## [INFORMATION SUPPLIED]

==*==

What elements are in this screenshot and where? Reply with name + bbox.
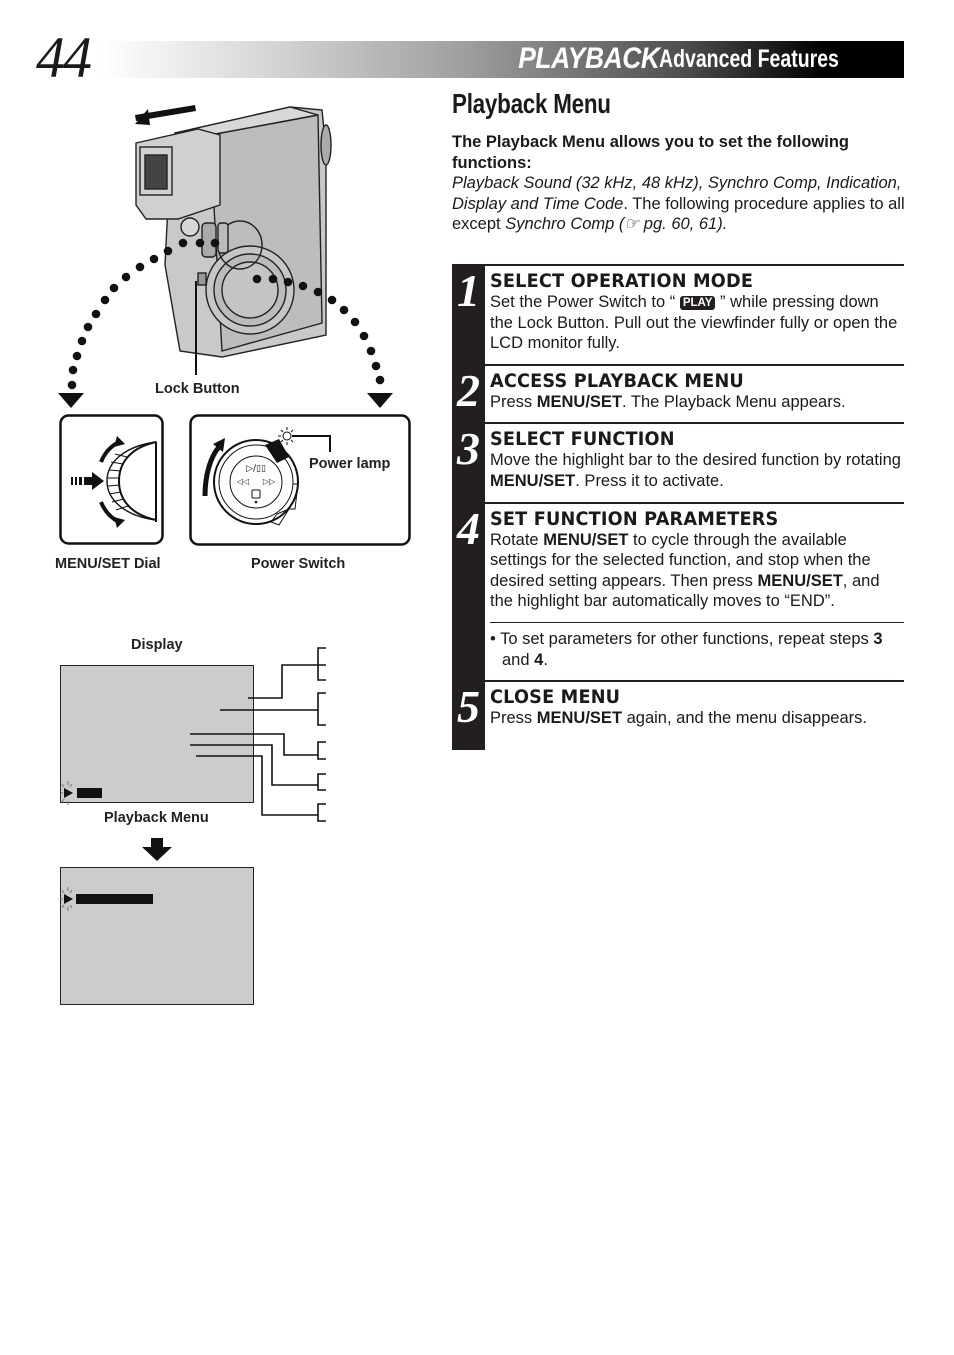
step-text: Move the highlight bar to the desired fu…	[490, 451, 901, 470]
intro-paragraph: The Playback Menu allows you to set the …	[452, 132, 907, 235]
step-text: again, and the menu disappears.	[622, 709, 867, 728]
note-step-ref: 3	[873, 629, 883, 648]
cursor-pointer-icon	[60, 887, 73, 911]
step-body: Move the highlight bar to the desired fu…	[490, 450, 904, 501]
power-lamp-label: Power lamp	[309, 456, 391, 472]
note-pre: • To set parameters for other functions,…	[490, 629, 874, 648]
power-switch-illustration: ▷/▯▯ ◁◁ ▷▷	[189, 414, 411, 546]
menu-set-term: MENU/SET	[536, 392, 623, 411]
step-body: Press MENU/SET again, and the menu disap…	[490, 708, 904, 739]
step-number: 1	[457, 265, 480, 316]
step-2: 2 ACCESS PLAYBACK MENU Press MENU/SET. T…	[452, 363, 904, 423]
arrow-down-right-icon	[367, 393, 393, 408]
menu-set-term: MENU/SET	[536, 709, 623, 728]
note-mid: and	[502, 650, 535, 669]
menu-set-term: MENU/SET	[490, 471, 576, 490]
step-text: Press	[490, 709, 537, 728]
menu-set-term: MENU/SET	[757, 571, 843, 590]
step-body: Rotate MENU/SET to cycle through the ava…	[490, 530, 904, 622]
step-number: 3	[457, 423, 480, 475]
step-number: 4	[457, 502, 480, 554]
fast-forward-icon: ▷▷	[263, 477, 276, 486]
header-title: PLAYBACK Advanced Features	[499, 40, 890, 78]
step-text: . Press it to activate.	[575, 471, 724, 490]
step-1: 1 SELECT OPERATION MODE Set the Power Sw…	[452, 264, 904, 364]
step-number: 5	[457, 681, 480, 733]
section-title: Playback Menu	[452, 88, 611, 119]
step-title: SET FUNCTION PARAMETERS	[490, 507, 779, 530]
note-text: • To set parameters for other functions,…	[490, 629, 904, 670]
step-text: Set the Power Switch to “	[490, 293, 680, 311]
step-title: ACCESS PLAYBACK MENU	[490, 369, 744, 392]
playback-menu-label: Playback Menu	[104, 810, 209, 826]
menu-set-dial-illustration	[59, 414, 164, 545]
header-title-sub: Advanced Features	[659, 44, 840, 73]
step-4: 4 SET FUNCTION PARAMETERS Rotate MENU/SE…	[452, 501, 904, 681]
step-number: 2	[457, 364, 480, 416]
page-number: 44	[36, 25, 92, 90]
play-pause-icon: ▷/▯▯	[246, 464, 266, 474]
intro-functions-text: Playback Sound (32 kHz, 48 kHz), Synchro…	[452, 173, 907, 235]
step-text: Press	[490, 392, 537, 411]
step-title: SELECT OPERATION MODE	[490, 270, 754, 292]
camcorder-illustration	[58, 105, 393, 408]
steps-list: 1 SELECT OPERATION MODE Set the Power Sw…	[452, 264, 904, 750]
note-step-ref: 4	[534, 650, 544, 669]
step-5: 5 CLOSE MENU Press MENU/SET again, and t…	[452, 680, 904, 739]
step-title: SELECT FUNCTION	[490, 428, 675, 451]
play-mode-badge: PLAY	[679, 296, 716, 310]
menu-set-term: MENU/SET	[543, 530, 629, 549]
intro-lead: The Playback Menu allows you to set the …	[452, 133, 849, 172]
highlight-bar	[77, 788, 102, 798]
step-note: • To set parameters for other functions,…	[490, 621, 904, 680]
pull-direction-arrow-icon	[135, 105, 196, 125]
page-reference-link[interactable]: (☞ pg. 60, 61).	[614, 215, 727, 233]
step-title: CLOSE MENU	[490, 686, 621, 709]
arrow-down-left-icon	[58, 393, 84, 408]
lock-button-label: Lock Button	[155, 381, 240, 397]
step-text: Rotate	[490, 530, 544, 549]
menu-callout-lines	[61, 647, 326, 822]
rewind-icon: ◁◁	[236, 477, 249, 486]
step-3: 3 SELECT FUNCTION Move the highlight bar…	[452, 422, 904, 501]
menu-set-dial-label: MENU/SET Dial	[55, 556, 161, 572]
camcorder-body	[135, 106, 332, 358]
arrow-down-icon	[142, 838, 172, 861]
highlight-bar	[76, 894, 153, 904]
cursor-pointer-icon	[61, 781, 73, 805]
step-body: Set the Power Switch to “ PLAY ” while p…	[490, 292, 904, 364]
step-text: . The Playback Menu appears.	[622, 392, 846, 411]
selected-function-bar	[60, 887, 153, 911]
step-body: Press MENU/SET. The Playback Menu appear…	[490, 392, 904, 423]
intro-except: Synchro Comp	[505, 215, 615, 233]
header-title-main: PLAYBACK	[518, 42, 660, 75]
power-switch-label: Power Switch	[251, 556, 346, 572]
note-end: .	[543, 650, 548, 669]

==*==

Return every line of the listing above as a JSON list of strings, one string per line, without blank lines or the picture.

## [RESPONSE]
[
  "What elements are in this screenshot and where? Reply with name + bbox.",
  "step-text: Move the highlight bar to the desired fu…\t[490, 451, 901, 470]",
  "intro-paragraph: The Playback Menu allows you to set the …\t[452, 132, 907, 235]",
  "step-text: again, and the menu disappears.\t[622, 709, 867, 728]",
  "note-step-ref: 3\t[873, 629, 883, 648]",
  "cursor-pointer-icon\t[60, 887, 73, 911]",
  "step-body: Move the highlight bar to the desired fu…\t[490, 450, 904, 501]",
  "power-lamp-label: Power lamp\t[309, 456, 391, 472]",
  "note-pre: • To set parameters for other functions,…\t[490, 629, 874, 648]",
  "power-switch-illustration: ▷/▯▯ ◁◁ ▷▷\t[189, 414, 411, 546]",
  "menu-set-term: MENU/SET\t[536, 392, 623, 411]",
  "step-body: Press MENU/SET again, and the menu disap…\t[490, 708, 904, 739]",
  "step-number: 1\t[457, 265, 480, 316]",
  "step-2: 2 ACCESS PLAYBACK MENU Press MENU/SET. T…\t[452, 363, 904, 423]",
  "arrow-down-right-icon\t[367, 393, 393, 408]",
  "menu-set-term: MENU/SET\t[536, 709, 623, 728]",
  "note-mid: and\t[502, 650, 535, 669]",
  "menu-set-term: MENU/SET\t[490, 471, 576, 490]",
  "step-text: Press\t[490, 709, 537, 728]",
  "menu-set-term: MENU/SET\t[757, 571, 843, 590]",
  "step-body: Rotate MENU/SET to cycle through the ava…\t[490, 530, 904, 622]",
  "step-number: 3\t[457, 423, 480, 475]",
  "step-number: 4\t[457, 502, 480, 554]",
  "fast-forward-icon: ▷▷\t[263, 477, 276, 486]",
  "header-title: PLAYBACK Advanced Features\t[499, 40, 890, 78]",
  "step-text: . Press it to activate.\t[575, 471, 724, 490]",
  "step-1: 1 SELECT OPERATION MODE Set the Power Sw…\t[452, 264, 904, 364]",
  "step-number: 5\t[457, 681, 480, 733]",
  "section-title: Playback Menu\t[452, 88, 611, 119]",
  "step-title: SET FUNCTION PARAMETERS\t[490, 507, 779, 530]",
  "note-text: • To set parameters for other functions,…\t[490, 629, 904, 670]",
  "step-text: Set the Power Switch to “\t[490, 293, 680, 311]",
  "step-title: ACCESS PLAYBACK MENU\t[490, 369, 744, 392]",
  "playback-menu-label: Playback Menu\t[104, 810, 209, 826]",
  "menu-set-dial-illustration\t[59, 414, 164, 545]",
  "header-title-sub: Advanced Features\t[659, 44, 840, 73]",
  "step-4: 4 SET FUNCTION PARAMETERS Rotate MENU/SE…\t[452, 501, 904, 681]",
  "step-number: 2\t[457, 364, 480, 416]",
  "page-number: 44\t[36, 25, 92, 90]",
  "play-pause-icon: ▷/▯▯\t[246, 464, 266, 474]",
  "intro-functions-text: Playback Sound (32 kHz, 48 kHz), Synchro…\t[452, 173, 907, 235]",
  "step-text: Press\t[490, 392, 537, 411]",
  "step-title: SELECT OPERATION MODE\t[490, 270, 754, 292]",
  "camcorder-illustration\t[58, 105, 393, 408]",
  "steps-list: 1 SELECT OPERATION MODE Set the Power Sw…\t[452, 264, 904, 750]",
  "note-step-ref: 4\t[534, 650, 544, 669]",
  "step-5: 5 CLOSE MENU Press MENU/SET again, and t…\t[452, 680, 904, 739]",
  "step-title: SELECT FUNCTION\t[490, 428, 675, 451]",
  "play-mode-badge: PLAY\t[679, 296, 716, 310]",
  "menu-set-term: MENU/SET\t[543, 530, 629, 549]",
  "intro-lead: The Playback Menu allows you to set the …\t[452, 133, 849, 172]",
  "highlight-bar\t[77, 788, 102, 798]",
  "step-note: • To set parameters for other functions,…\t[490, 621, 904, 680]",
  "pull-direction-arrow-icon\t[135, 105, 196, 125]",
  "page-reference-link[interactable]: (☞ pg. 60, 61).\t[614, 215, 727, 233]",
  "step-title: CLOSE MENU\t[490, 686, 621, 709]",
  "arrow-down-left-icon\t[58, 393, 84, 408]",
  "lock-button-label: Lock Button\t[155, 381, 240, 397]",
  "step-text: Rotate\t[490, 530, 544, 549]",
  "menu-callout-lines\t[61, 647, 326, 822]",
  "rewind-icon: ◁◁\t[236, 477, 249, 486]",
  "step-3: 3 SELECT FUNCTION Move the highlight bar…\t[452, 422, 904, 501]",
  "menu-set-dial-label: MENU/SET Dial\t[55, 556, 161, 572]",
  "camcorder-body\t[135, 106, 332, 358]",
  "arrow-down-icon\t[142, 838, 172, 861]",
  "highlight-bar\t[76, 894, 153, 904]",
  "cursor-pointer-icon\t[61, 781, 73, 805]",
  "step-body: Set the Power Switch to “ PLAY ” while p…\t[490, 292, 904, 364]",
  "step-text: . The Playback Menu appears.\t[622, 392, 846, 411]",
  "selected-function-bar\t[60, 887, 153, 911]",
  "step-body: Press MENU/SET. The Playback Menu appear…\t[490, 392, 904, 423]",
  "intro-except: Synchro Comp\t[505, 215, 615, 233]",
  "header-title-main: PLAYBACK\t[518, 42, 660, 75]",
  "power-switch-label: Power Switch\t[251, 556, 346, 572]",
  "note-end: .\t[543, 650, 548, 669]"
]